Pick out every line that holds the string "Különösen" and copy it.

Stored entries
:::::

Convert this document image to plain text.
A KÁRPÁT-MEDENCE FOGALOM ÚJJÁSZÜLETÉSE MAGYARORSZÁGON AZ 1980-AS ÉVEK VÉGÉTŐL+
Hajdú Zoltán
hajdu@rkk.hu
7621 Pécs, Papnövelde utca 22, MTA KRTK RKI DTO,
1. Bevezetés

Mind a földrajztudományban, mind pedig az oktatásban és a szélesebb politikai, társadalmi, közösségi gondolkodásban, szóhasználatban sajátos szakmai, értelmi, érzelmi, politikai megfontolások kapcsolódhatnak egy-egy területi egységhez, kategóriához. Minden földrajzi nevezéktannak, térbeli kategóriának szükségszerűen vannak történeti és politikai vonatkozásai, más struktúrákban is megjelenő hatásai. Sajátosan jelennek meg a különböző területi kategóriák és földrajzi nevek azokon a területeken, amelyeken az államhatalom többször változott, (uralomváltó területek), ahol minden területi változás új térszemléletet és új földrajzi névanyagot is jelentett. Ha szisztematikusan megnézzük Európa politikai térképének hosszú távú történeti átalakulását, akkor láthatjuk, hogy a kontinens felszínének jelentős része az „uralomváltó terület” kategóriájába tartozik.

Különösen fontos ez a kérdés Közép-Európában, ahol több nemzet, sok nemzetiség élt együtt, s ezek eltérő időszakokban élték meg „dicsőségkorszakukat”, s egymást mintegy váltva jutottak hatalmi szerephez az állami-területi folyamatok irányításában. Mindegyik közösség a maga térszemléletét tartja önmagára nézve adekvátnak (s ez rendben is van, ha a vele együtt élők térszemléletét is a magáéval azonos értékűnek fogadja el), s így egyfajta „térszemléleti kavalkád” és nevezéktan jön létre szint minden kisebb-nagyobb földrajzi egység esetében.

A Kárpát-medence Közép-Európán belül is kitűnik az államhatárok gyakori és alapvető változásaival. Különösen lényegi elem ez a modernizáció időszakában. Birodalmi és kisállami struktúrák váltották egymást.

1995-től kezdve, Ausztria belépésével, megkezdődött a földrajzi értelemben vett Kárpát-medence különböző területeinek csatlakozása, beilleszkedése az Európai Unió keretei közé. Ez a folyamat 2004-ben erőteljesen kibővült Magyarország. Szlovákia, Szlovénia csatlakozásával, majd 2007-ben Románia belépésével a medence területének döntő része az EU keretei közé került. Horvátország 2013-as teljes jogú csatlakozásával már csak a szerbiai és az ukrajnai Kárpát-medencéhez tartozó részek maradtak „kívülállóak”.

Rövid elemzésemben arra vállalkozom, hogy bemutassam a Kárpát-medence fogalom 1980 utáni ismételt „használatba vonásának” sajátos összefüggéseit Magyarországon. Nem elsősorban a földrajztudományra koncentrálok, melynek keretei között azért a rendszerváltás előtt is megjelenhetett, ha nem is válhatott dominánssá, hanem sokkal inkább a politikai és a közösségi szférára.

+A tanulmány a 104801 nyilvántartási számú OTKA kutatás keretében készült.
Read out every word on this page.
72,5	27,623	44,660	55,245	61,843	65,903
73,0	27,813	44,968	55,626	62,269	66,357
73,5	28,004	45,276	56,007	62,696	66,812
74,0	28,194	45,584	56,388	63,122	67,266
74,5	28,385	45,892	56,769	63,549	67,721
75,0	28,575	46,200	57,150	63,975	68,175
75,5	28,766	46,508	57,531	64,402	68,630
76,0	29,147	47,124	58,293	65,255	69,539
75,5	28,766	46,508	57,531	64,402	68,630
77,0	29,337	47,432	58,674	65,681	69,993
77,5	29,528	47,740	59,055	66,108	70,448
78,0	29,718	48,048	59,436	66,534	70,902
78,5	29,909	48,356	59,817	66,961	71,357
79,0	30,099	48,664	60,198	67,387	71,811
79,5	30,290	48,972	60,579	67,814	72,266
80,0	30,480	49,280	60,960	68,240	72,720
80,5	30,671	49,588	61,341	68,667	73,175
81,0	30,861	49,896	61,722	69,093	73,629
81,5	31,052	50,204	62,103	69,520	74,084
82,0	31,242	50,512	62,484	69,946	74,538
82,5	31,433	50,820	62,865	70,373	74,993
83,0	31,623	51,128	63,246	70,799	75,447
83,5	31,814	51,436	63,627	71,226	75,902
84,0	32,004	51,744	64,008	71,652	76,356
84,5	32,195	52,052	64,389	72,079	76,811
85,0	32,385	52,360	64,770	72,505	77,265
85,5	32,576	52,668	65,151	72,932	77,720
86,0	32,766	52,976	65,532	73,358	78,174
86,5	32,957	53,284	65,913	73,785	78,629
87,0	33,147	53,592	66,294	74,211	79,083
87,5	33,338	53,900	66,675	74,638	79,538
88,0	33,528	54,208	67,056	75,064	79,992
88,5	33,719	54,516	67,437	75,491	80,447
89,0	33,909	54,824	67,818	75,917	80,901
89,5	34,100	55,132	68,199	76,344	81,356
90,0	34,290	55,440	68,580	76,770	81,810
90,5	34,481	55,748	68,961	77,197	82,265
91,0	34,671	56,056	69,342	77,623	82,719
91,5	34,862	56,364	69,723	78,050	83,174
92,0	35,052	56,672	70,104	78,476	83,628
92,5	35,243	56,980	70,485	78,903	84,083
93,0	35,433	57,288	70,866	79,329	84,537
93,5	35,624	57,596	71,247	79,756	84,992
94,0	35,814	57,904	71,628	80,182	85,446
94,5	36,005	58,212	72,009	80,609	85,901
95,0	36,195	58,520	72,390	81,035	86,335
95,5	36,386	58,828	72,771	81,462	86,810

:::::

## Solution to this exercise
Különösen fontos ez a kérdés Közép-Európában, ahol több nemzet, sok nemzetiség élt együtt, s ezek eltérő időszakokban élték meg „dicsőségkorszakukat”, s egymást mintegy váltva jutottak hatalmi szerephez az állami-területi folyamatok irányításában. Mindegyik közösség a maga térszemléletét tartja önmagára nézve adekvátnak (s ez rendben is van, ha a vele együtt élők térszemléletét is a magáéval azonos értékűnek fogadja el), s így egyfajta „térszemléleti kavalkád” és nevezéktan jön létre szint minden kisebb-nagyobb földrajzi egység esetében.
A Kárpát-medence Közép-Európán belül is kitűnik az államhatárok gyakori és alapvető változásaival. Különösen lényegi elem ez a modernizáció időszakában. Birodalmi és kisállami struktúrák váltották egymást.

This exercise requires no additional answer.